Brief | Write back every entry exactly as it reads, with the pictures left behind.

Bounding box prediction data |
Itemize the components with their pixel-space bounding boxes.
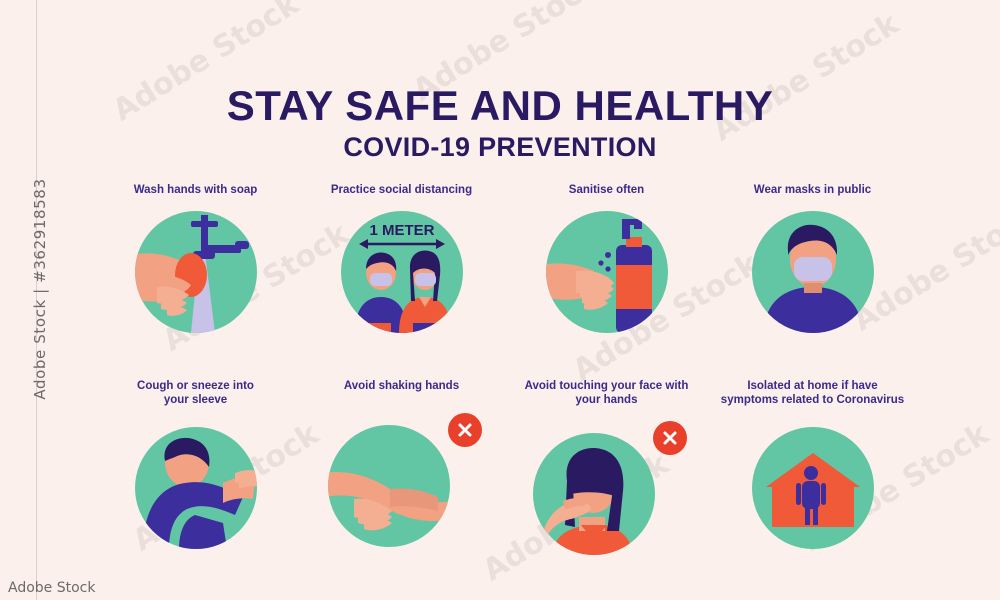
tip-card-avoid-face-touch[interactable]: Avoid touching your face with your hands [504,379,709,555]
tip-card-cough-sleeve[interactable]: Cough or sneeze into your sleeve [93,379,298,549]
tip-card-avoid-handshake[interactable]: Avoid shaking hands [299,379,504,547]
infographic-canvas: Adobe Stock Adobe Stock Adobe Stock Adob… [0,0,1000,600]
tip-caption: Cough or sneeze into your sleeve [93,379,298,407]
page-subtitle: COVID-19 PREVENTION [0,132,1000,163]
close-icon [660,428,680,448]
tip-caption: Isolated at home if have symptoms relate… [710,379,915,407]
watermark-bottom-text: Adobe Stock [8,580,95,596]
tip-caption-line2: your sleeve [93,393,298,407]
hand-washing-tap-icon [135,211,257,333]
handshake-icon [328,425,450,547]
watermark-side-text: Adobe Stock | #362918583 [31,159,49,419]
tip-card-social-distancing[interactable]: Practice social distancing 1 METER [299,183,504,333]
tip-caption-line1: Avoid touching your face with [504,379,709,393]
tip-caption: Practice social distancing [299,183,504,197]
tip-caption: Wash hands with soap [93,183,298,197]
tip-caption: Avoid touching your face with your hands [504,379,709,407]
tip-caption-line1: Cough or sneeze into [93,379,298,393]
close-icon [455,420,475,440]
woman-touching-face-icon [533,433,655,555]
two-people-distance-icon: 1 METER [341,211,463,333]
tip-caption-line1: Isolated at home if have [710,379,915,393]
tip-caption-line2: symptoms related to Coronavirus [710,393,915,407]
tip-caption: Wear masks in public [710,183,915,197]
tip-caption: Avoid shaking hands [299,379,504,393]
tip-card-sanitise[interactable]: Sanitise often [504,183,709,333]
tip-card-wash-hands[interactable]: Wash hands with soap [93,183,298,333]
tip-caption-line2: your hands [504,393,709,407]
tip-caption: Sanitise often [504,183,709,197]
cross-badge-icon [448,413,482,447]
tip-card-isolate-home[interactable]: Isolated at home if have symptoms relate… [710,379,915,549]
person-wearing-mask-icon [752,211,874,333]
svg-text:1 METER: 1 METER [369,222,434,239]
sanitiser-bottle-hand-icon [546,211,668,333]
page-title: STAY SAFE AND HEALTHY [0,82,1000,130]
cross-badge-icon [653,421,687,455]
person-in-house-icon [752,427,874,549]
tip-card-wear-mask[interactable]: Wear masks in public [710,183,915,333]
cough-into-elbow-icon [135,427,257,549]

Task result |
Itemize the components with their pixel-space bounding boxes.
tip-card-avoid-face-touch[interactable]: Avoid touching your face with your hands [504,379,709,555]
tip-card-cough-sleeve[interactable]: Cough or sneeze into your sleeve [93,379,298,549]
tip-card-avoid-handshake[interactable]: Avoid shaking hands [299,379,504,547]
infographic-canvas: Adobe Stock Adobe Stock Adobe Stock Adob… [0,0,1000,600]
tip-caption: Cough or sneeze into your sleeve [93,379,298,407]
page-subtitle: COVID-19 PREVENTION [0,132,1000,163]
close-icon [660,428,680,448]
tip-caption: Isolated at home if have symptoms relate… [710,379,915,407]
watermark-bottom-text: Adobe Stock [8,580,95,596]
tip-caption-line2: your sleeve [93,393,298,407]
hand-washing-tap-icon [135,211,257,333]
handshake-icon [328,425,450,547]
watermark-side-text: Adobe Stock | #362918583 [31,159,49,419]
tip-card-social-distancing[interactable]: Practice social distancing 1 METER [299,183,504,333]
tip-caption-line1: Avoid touching your face with [504,379,709,393]
tip-caption: Practice social distancing [299,183,504,197]
tip-caption: Wash hands with soap [93,183,298,197]
tip-caption: Avoid touching your face with your hands [504,379,709,407]
tip-caption-line1: Cough or sneeze into [93,379,298,393]
close-icon [455,420,475,440]
woman-touching-face-icon [533,433,655,555]
two-people-distance-icon: 1 METER [341,211,463,333]
tip-caption-line1: Isolated at home if have [710,379,915,393]
tip-caption-line2: symptoms related to Coronavirus [710,393,915,407]
tip-caption: Wear masks in public [710,183,915,197]
tip-caption: Avoid shaking hands [299,379,504,393]
tip-card-sanitise[interactable]: Sanitise often [504,183,709,333]
tip-card-wash-hands[interactable]: Wash hands with soap [93,183,298,333]
tip-caption-line2: your hands [504,393,709,407]
tip-caption: Sanitise often [504,183,709,197]
cross-badge-icon [448,413,482,447]
tip-card-isolate-home[interactable]: Isolated at home if have symptoms relate… [710,379,915,549]
person-wearing-mask-icon [752,211,874,333]
svg-text:1 METER: 1 METER [369,222,434,239]
sanitiser-bottle-hand-icon [546,211,668,333]
page-title: STAY SAFE AND HEALTHY [0,82,1000,130]
cross-badge-icon [653,421,687,455]
person-in-house-icon [752,427,874,549]
tip-card-wear-mask[interactable]: Wear masks in public [710,183,915,333]
cough-into-elbow-icon [135,427,257,549]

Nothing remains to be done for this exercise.